TASKS:
1. Using the LG NetCast forum thread, answer these:
(a) Which three operating systems did the poster first fail to share files from?
(b) In the six-step sequence, what was plugged in right after the switch?
(c) Over which wireless standard did the successful share from Mac OS X Leopard run?
2. Extend the LG NetCast forum thread past its final sentence.

PROVIDED PASSAGE:
============================================================

# CIFS file share with LG NetCast



## diablote

I just bought an LG TV with NetCast. The TV is supposed to display network media files shared via CIFS, but I've had no luck with WinXP, Mac OS X or Linux (though they can all successfully share with each other on the same network). When I sniff the network with Wireshark, I can see the LG ARP and NetBIOS traffic, but the TV just times out. Has anyone had any success at doing this share? Any help would be most appreciated!

D


----------



## diablote

*Eureka!*

I discovered a solution :

1. Powered down everything touching the network: unplugged DSL modem/router, switch and WAP, powered off computers, and killed TV master switch.

2. Turned on DSL modem. Waited til startup/connection sequence completed.

3. Plugged in switch, then the WAP.

4. Turned on TV (all the way to the My Media menu).

5. Turned on computer. (Sharing was auto-enabled.)

6. Selected Photos from My Media on TV.​
The computer network name came right up, and I could browse the shared file structure and view photos, mp3s, movies, etc. Note that I successfully shared from Mac OS X Leopard (running Windows File Sharing) over 802.11g (i.e., wirelessly).

I hypothesize that the issue had to do with either bad ARP tables (in the modem/router, switch, and/or TV) or with bad DNS/WINS tables (in the modem/router and/or TV). Regardless of the specific root cause, the sequence above cleared the issue. The sequence can be simplified to the following:

1. Kill everything on the network as dead as it'll go (unplug if necessary).

2. Power items up one at a time from the Internet side inward (e.g., modem -> router -> switch -> WAP -> TV, computers & appliances), giving each time to come up before moving to the next item.​
Obviously, step 2 will be specific to your particular network.

============================================================

INFORMATION SHOWN:

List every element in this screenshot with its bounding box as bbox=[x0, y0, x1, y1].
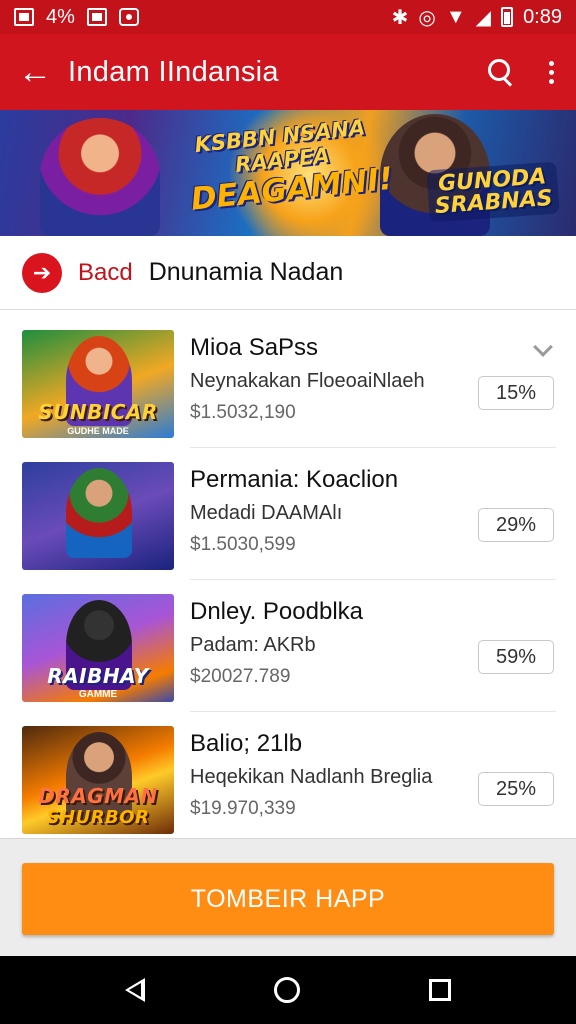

============================================================

RESULTS BY TASK:
1.
(a) WinXP, Mac OS X and Linux
(b) The WAP
(c) 802.11g

2.
----------



## benalgaze

Hi, thanks for your post. I also have a Netcast TV just purchased. All internet features work (Netflix, etc) without a hitch but it refuses to see anything on internal network. I followed instructions on CIFS and have done that, and also tried your shutdown/restart solution but it didn't work. Do you have this working consistently? I have a wired and wireless network. Router has it's address fine, like any other network device. I can't find any other posts with help, it shouldn't be that difficult as I have other devices that can see internal network just fine (WDTV, popcorn hour, etc). Thanks.


----------



## diablote

The solution I outlined above works 100% of the time on my network, but it doesn't persist (it lasts 24 hours, maybe). My problem seems to be in the router, in that restart of the router is a must (i.e., just restarting just the switch and components doesn't resolve the issue). I haven't fiddled with the router settings (e.g., DHCP lease time) to see if that makes things persist any longer.

The NetCast filesharing client implementation seems very finicky, in that it doesn't work in network scenarios where all my computers see each other and share just fine (not to mention, I don't have to restart the router to make them work!). LG hasn't made troubleshooting very easy, either...the TV doesn't respond to pings, much less show up anywhere outside the router's DHCP table. I resorted to Wireshark, which let me see ARP and NetBIOS packets from the TV...while this showed the network was configured ok, it didn't yield the solution (whereas trial-and-error did).

I guess the only other thing I can recommend at the moment is to change your router's IP to 192.168.0.1 (and then do the full network power down/power up). I don't know if this address is required, but my Wireshark capture showed the TV doing a DNS query to that address just before timeout (regardless of the TV's network settings).


----------



## rcnap

I'm having this issue as well for non-Windows XP machines. The tv will see shares on Windows XP but not on Windows 7 or Windows Home Server (Windows Server 2003).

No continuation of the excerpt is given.